[Dataset listings of figures]
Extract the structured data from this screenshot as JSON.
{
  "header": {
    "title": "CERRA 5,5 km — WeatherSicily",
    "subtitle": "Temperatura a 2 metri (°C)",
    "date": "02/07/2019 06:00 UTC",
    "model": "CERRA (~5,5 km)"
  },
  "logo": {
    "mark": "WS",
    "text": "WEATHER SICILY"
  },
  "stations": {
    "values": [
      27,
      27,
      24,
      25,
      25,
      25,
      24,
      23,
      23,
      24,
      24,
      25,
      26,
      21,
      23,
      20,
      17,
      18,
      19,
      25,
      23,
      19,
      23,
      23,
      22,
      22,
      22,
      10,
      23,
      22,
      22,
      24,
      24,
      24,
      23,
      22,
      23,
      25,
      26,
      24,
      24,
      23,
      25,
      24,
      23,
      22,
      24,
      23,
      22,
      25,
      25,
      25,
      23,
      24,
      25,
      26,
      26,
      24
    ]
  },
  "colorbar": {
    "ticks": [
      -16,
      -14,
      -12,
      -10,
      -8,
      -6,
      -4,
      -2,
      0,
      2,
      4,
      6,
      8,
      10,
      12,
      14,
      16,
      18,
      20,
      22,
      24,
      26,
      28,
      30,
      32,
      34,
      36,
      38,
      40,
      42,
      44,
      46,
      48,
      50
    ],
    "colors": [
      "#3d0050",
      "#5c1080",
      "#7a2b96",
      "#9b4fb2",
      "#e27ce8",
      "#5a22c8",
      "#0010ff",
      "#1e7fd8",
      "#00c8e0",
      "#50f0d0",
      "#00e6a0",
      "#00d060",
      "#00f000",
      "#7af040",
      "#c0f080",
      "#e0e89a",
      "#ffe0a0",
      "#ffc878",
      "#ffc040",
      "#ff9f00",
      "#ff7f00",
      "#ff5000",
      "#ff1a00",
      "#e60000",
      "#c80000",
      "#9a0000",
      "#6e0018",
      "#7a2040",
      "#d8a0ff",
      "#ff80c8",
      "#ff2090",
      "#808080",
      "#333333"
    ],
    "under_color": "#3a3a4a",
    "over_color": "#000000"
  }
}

WHAT NEEDS TO BE DONE
Copy each line of the listing in which the word "CERRA" can be found.

THE COMPLETED TASK
    "title": "CERRA 5,5 km — WeatherSicily",
    "model": "CERRA (~5,5 km)"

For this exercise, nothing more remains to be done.